▶ **PAGE TEXT**:
+ + + +
Monday, October 15, 2007

Is the DoJ out to get NJ Realtors?

Last week, the Department of Justice's anti-trust division launced a new Web site, http://www.usdoj.gov/atr/public/real_estate/index.htm.

The purpose of this site, according to the Department of Justice, is to encourage more competition in the real-estate marketplace, thus creating market forces that will lower commissions and help consumers.

In theory, I suppose this sounds good. When you look at all the pressures on real-estate companies that have come since the maturing of the Internet, though, I have to wonder if this is really what will happen. Numerous referral systems, the costs of developing ever-more-sophisticated Web sites, expensive training, giving agents a bigger share of the commission, the growing cost of omissions-and-errors insurance and many other other costs and pressures have taken a lot of profit out of the real estate buisiness for the broker-owners. When market forces force people to work on ever narrower margins, what usually happens is that the big guys find a way to survive and the little guys don't. The little guys sell out to bigger companies or they quietly go away. And what does that do to competition?
+ + + +
▶ **WRITTEN EXERCISE A**:
Please repeat the rows from the first row through the line containing "ref-line-label: 1.27416 (1306, 262, 1348, 274)", both included.
The blog post and the rows have nothing to do with each other.
+ + + +
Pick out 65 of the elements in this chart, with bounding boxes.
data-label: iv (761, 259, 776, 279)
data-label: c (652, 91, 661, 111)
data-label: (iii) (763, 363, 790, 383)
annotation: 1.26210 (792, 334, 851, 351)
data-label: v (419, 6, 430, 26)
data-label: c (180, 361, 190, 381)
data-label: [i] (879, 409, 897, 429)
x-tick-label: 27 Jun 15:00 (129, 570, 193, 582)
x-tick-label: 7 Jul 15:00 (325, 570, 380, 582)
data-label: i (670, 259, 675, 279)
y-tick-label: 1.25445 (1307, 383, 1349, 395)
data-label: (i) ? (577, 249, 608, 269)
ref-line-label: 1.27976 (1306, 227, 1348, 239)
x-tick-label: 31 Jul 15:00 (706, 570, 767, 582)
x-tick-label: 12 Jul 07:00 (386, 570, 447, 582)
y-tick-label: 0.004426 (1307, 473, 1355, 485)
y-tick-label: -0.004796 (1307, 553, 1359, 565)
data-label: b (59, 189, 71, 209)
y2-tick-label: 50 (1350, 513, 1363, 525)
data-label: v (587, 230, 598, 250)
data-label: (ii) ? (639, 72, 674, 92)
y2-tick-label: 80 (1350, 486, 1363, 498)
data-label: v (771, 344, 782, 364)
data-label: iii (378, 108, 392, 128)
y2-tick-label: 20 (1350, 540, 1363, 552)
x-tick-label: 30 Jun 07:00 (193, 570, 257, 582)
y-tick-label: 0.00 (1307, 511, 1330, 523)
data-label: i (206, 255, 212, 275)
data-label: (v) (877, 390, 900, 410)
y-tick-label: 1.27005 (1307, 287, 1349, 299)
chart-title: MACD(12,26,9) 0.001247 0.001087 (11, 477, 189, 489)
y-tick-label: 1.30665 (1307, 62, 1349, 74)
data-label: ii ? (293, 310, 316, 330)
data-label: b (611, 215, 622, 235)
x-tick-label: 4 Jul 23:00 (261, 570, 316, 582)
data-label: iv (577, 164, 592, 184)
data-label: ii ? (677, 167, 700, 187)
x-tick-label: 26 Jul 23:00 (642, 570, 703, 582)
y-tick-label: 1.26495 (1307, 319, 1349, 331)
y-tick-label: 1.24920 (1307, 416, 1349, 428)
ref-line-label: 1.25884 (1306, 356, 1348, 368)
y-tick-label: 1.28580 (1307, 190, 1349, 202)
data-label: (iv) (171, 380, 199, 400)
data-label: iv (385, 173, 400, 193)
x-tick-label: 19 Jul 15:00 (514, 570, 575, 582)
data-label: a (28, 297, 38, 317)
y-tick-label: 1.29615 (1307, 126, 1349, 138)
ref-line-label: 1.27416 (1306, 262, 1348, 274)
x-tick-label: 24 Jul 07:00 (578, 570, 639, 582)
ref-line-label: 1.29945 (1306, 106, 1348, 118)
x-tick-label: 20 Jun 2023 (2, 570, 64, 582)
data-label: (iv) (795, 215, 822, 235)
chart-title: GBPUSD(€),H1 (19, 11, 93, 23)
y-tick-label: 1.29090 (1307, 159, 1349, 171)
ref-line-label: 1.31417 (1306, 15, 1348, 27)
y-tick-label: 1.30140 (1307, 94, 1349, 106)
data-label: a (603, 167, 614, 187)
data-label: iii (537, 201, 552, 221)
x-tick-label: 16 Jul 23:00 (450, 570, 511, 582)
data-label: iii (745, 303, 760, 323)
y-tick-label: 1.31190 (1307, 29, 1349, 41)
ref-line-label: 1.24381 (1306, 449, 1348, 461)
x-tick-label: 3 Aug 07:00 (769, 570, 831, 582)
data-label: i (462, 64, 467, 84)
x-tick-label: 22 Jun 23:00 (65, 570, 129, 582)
+ + + +
▶ **WRITTEN EXERCISE B**:
Switch "Department of Justice" to "Justice Department" and give the blog post again from "Last week, the" to "and help consumers.", inclusive.

▶ **FULL RESPONSE A**:
Pick out 65 of the elements in this chart, with bounding boxes.
data-label: iv (761, 259, 776, 279)
data-label: c (652, 91, 661, 111)
data-label: (iii) (763, 363, 790, 383)
annotation: 1.26210 (792, 334, 851, 351)
data-label: v (419, 6, 430, 26)
data-label: c (180, 361, 190, 381)
data-label: [i] (879, 409, 897, 429)
x-tick-label: 27 Jun 15:00 (129, 570, 193, 582)
x-tick-label: 7 Jul 15:00 (325, 570, 380, 582)
data-label: i (670, 259, 675, 279)
y-tick-label: 1.25445 (1307, 383, 1349, 395)
data-label: (i) ? (577, 249, 608, 269)
ref-line-label: 1.27976 (1306, 227, 1348, 239)
x-tick-label: 31 Jul 15:00 (706, 570, 767, 582)
x-tick-label: 12 Jul 07:00 (386, 570, 447, 582)
y-tick-label: 0.004426 (1307, 473, 1355, 485)
y-tick-label: -0.004796 (1307, 553, 1359, 565)
data-label: b (59, 189, 71, 209)
y2-tick-label: 50 (1350, 513, 1363, 525)
data-label: v (587, 230, 598, 250)
data-label: (ii) ? (639, 72, 674, 92)
y2-tick-label: 80 (1350, 486, 1363, 498)
data-label: v (771, 344, 782, 364)
data-label: iii (378, 108, 392, 128)
y2-tick-label: 20 (1350, 540, 1363, 552)
x-tick-label: 30 Jun 07:00 (193, 570, 257, 582)
y-tick-label: 0.00 (1307, 511, 1330, 523)
data-label: i (206, 255, 212, 275)
data-label: (v) (877, 390, 900, 410)
y-tick-label: 1.27005 (1307, 287, 1349, 299)
chart-title: MACD(12,26,9) 0.001247 0.001087 (11, 477, 189, 489)
y-tick-label: 1.30665 (1307, 62, 1349, 74)
data-label: ii ? (293, 310, 316, 330)
data-label: b (611, 215, 622, 235)
x-tick-label: 4 Jul 23:00 (261, 570, 316, 582)
data-label: iv (577, 164, 592, 184)
data-label: ii ? (677, 167, 700, 187)
x-tick-label: 26 Jul 23:00 (642, 570, 703, 582)
y-tick-label: 1.26495 (1307, 319, 1349, 331)
y-tick-label: 1.24920 (1307, 416, 1349, 428)
ref-line-label: 1.25884 (1306, 356, 1348, 368)
y-tick-label: 1.28580 (1307, 190, 1349, 202)
data-label: (iv) (171, 380, 199, 400)
data-label: iv (385, 173, 400, 193)
x-tick-label: 19 Jul 15:00 (514, 570, 575, 582)
data-label: a (28, 297, 38, 317)
y-tick-label: 1.29615 (1307, 126, 1349, 138)
ref-line-label: 1.27416 (1306, 262, 1348, 274)

▶ **FULL RESPONSE B**:
Last week, the Justice Department's anti-trust division launced a new Web site, http://www.usdoj.gov/atr/public/real_estate/index.htm.

The purpose of this site, according to the Justice Department, is to encourage more competition in the real-estate marketplace, thus creating market forces that will lower commissions and help consumers.